● Short problem:
Search the entries below. Return every line that has "mottagare" in it.

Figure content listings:
◆ ◆ ◆

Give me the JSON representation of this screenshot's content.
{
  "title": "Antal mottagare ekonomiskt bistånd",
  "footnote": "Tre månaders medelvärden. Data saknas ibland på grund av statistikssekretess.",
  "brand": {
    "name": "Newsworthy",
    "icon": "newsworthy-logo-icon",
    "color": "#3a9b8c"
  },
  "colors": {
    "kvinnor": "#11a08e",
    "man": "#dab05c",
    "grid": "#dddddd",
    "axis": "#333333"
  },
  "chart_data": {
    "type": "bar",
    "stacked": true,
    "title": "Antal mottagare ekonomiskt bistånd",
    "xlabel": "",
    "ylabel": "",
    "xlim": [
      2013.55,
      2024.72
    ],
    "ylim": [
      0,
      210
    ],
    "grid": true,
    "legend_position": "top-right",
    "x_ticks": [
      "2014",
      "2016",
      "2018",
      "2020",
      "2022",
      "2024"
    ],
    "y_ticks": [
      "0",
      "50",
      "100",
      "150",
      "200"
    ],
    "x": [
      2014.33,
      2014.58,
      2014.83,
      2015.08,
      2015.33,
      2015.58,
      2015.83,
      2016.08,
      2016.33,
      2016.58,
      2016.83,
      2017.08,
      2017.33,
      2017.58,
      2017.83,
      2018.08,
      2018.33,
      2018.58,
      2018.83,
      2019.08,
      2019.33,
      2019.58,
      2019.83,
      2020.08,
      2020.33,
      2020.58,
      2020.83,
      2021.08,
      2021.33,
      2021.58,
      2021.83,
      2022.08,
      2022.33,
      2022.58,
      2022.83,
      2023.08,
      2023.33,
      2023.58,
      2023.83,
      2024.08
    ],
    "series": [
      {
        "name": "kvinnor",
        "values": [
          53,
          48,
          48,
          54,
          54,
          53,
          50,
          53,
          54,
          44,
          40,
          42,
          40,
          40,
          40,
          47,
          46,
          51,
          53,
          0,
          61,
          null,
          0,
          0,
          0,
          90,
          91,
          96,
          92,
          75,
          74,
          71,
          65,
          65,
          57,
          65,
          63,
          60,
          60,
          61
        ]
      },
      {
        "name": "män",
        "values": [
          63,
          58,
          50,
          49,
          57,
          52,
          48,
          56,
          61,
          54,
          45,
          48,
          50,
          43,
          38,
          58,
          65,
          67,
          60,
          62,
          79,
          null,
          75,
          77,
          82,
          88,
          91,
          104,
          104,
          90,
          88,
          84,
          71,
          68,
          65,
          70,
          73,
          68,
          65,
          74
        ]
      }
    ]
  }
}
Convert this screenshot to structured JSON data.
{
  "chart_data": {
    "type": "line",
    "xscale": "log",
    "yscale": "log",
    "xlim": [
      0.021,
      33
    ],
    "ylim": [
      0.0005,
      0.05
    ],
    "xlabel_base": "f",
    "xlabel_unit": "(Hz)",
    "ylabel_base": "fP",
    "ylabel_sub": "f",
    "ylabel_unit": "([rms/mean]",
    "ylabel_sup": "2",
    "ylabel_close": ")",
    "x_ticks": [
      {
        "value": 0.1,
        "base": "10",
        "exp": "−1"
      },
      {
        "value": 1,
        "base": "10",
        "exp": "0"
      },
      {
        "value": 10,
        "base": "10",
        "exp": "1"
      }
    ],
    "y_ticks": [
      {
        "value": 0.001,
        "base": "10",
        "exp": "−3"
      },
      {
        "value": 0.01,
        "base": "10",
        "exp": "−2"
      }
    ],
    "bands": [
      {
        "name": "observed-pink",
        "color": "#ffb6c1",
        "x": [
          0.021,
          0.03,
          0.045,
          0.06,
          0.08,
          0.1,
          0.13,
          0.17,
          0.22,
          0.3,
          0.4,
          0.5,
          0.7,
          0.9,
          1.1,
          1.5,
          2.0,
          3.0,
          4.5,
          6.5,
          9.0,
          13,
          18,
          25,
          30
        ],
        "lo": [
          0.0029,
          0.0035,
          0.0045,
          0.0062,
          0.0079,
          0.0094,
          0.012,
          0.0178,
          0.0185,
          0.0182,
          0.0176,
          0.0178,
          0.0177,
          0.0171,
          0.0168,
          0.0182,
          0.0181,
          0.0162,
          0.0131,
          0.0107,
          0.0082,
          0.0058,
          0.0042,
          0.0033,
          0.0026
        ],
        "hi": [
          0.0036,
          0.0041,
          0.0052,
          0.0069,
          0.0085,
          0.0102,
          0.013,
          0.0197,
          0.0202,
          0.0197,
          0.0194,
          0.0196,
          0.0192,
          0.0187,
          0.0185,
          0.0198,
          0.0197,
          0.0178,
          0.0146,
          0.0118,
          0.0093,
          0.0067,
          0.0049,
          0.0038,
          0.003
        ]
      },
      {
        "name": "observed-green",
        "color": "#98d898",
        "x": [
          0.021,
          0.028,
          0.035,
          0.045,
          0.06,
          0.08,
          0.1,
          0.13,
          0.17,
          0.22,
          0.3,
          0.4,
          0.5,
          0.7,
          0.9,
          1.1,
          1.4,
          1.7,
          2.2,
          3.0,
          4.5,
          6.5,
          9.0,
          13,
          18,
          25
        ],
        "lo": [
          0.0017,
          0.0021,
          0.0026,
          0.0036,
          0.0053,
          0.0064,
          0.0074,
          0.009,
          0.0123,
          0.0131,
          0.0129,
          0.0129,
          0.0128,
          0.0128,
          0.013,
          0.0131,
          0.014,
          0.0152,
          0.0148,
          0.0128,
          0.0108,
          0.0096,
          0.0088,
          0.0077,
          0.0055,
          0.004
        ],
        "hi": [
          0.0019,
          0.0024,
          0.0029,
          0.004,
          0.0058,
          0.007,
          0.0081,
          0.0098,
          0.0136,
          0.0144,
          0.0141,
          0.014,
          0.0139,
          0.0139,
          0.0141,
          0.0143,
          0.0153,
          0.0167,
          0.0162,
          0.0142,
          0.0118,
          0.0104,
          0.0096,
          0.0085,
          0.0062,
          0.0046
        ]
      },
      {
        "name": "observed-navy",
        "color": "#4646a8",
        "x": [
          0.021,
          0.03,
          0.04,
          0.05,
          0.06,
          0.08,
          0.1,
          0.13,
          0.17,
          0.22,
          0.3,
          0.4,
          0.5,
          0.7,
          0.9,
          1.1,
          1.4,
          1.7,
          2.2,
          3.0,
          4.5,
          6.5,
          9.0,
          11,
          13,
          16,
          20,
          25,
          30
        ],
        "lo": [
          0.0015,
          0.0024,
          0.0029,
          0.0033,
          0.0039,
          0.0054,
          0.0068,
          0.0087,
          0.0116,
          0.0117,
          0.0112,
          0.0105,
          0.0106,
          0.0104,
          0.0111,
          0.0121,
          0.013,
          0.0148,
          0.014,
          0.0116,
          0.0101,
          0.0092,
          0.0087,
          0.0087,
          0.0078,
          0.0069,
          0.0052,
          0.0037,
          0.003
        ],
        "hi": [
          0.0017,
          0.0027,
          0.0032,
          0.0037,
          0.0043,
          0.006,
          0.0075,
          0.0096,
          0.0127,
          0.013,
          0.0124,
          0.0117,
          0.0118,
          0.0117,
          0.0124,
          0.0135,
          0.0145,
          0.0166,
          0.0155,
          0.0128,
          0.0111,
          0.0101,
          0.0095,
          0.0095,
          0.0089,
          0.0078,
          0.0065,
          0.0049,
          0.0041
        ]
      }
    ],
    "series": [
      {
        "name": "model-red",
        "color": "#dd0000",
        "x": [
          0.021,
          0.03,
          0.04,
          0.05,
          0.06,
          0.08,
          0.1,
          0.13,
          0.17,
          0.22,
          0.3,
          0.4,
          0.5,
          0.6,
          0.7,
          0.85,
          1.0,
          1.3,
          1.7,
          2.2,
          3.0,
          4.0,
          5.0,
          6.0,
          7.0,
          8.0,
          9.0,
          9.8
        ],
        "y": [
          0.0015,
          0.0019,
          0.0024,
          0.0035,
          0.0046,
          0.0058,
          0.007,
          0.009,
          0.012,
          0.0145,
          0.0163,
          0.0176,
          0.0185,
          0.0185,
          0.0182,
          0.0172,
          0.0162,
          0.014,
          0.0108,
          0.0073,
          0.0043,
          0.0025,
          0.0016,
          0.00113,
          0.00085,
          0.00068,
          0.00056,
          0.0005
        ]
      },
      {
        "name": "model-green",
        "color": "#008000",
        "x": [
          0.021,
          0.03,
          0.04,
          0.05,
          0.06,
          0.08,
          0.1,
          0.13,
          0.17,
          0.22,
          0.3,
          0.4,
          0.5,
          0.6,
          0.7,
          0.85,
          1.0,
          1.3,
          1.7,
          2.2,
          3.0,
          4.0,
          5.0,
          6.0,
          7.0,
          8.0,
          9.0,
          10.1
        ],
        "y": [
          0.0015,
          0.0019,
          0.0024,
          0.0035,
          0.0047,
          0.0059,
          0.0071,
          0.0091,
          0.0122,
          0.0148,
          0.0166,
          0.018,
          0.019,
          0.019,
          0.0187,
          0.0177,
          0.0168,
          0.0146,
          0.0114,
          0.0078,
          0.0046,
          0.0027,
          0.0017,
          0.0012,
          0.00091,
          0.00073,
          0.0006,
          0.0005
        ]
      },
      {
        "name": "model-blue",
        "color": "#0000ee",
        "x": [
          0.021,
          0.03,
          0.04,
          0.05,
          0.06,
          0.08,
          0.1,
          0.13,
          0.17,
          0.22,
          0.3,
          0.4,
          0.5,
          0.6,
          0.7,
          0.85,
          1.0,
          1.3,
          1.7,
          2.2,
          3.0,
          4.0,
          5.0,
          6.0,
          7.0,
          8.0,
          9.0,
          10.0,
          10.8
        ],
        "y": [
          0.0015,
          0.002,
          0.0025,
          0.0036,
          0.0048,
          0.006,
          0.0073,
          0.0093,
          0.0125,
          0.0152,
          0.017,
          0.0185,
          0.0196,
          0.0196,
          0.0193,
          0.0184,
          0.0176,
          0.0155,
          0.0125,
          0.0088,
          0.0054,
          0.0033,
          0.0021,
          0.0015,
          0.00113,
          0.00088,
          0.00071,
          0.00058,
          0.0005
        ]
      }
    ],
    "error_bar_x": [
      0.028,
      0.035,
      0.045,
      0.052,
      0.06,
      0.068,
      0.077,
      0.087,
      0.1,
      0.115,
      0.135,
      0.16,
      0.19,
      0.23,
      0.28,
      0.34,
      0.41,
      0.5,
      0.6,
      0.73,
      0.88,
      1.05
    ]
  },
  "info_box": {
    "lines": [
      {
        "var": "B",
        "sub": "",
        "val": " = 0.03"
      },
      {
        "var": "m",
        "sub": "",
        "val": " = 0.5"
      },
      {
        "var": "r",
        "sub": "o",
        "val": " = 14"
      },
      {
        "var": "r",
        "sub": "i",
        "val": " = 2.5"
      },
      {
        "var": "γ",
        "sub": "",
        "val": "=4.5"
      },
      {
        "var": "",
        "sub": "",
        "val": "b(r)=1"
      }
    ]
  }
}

◆ ◆ ◆

● Reply:
  "title": "Antal mottagare ekonomiskt bistånd",
    "title": "Antal mottagare ekonomiskt bistånd",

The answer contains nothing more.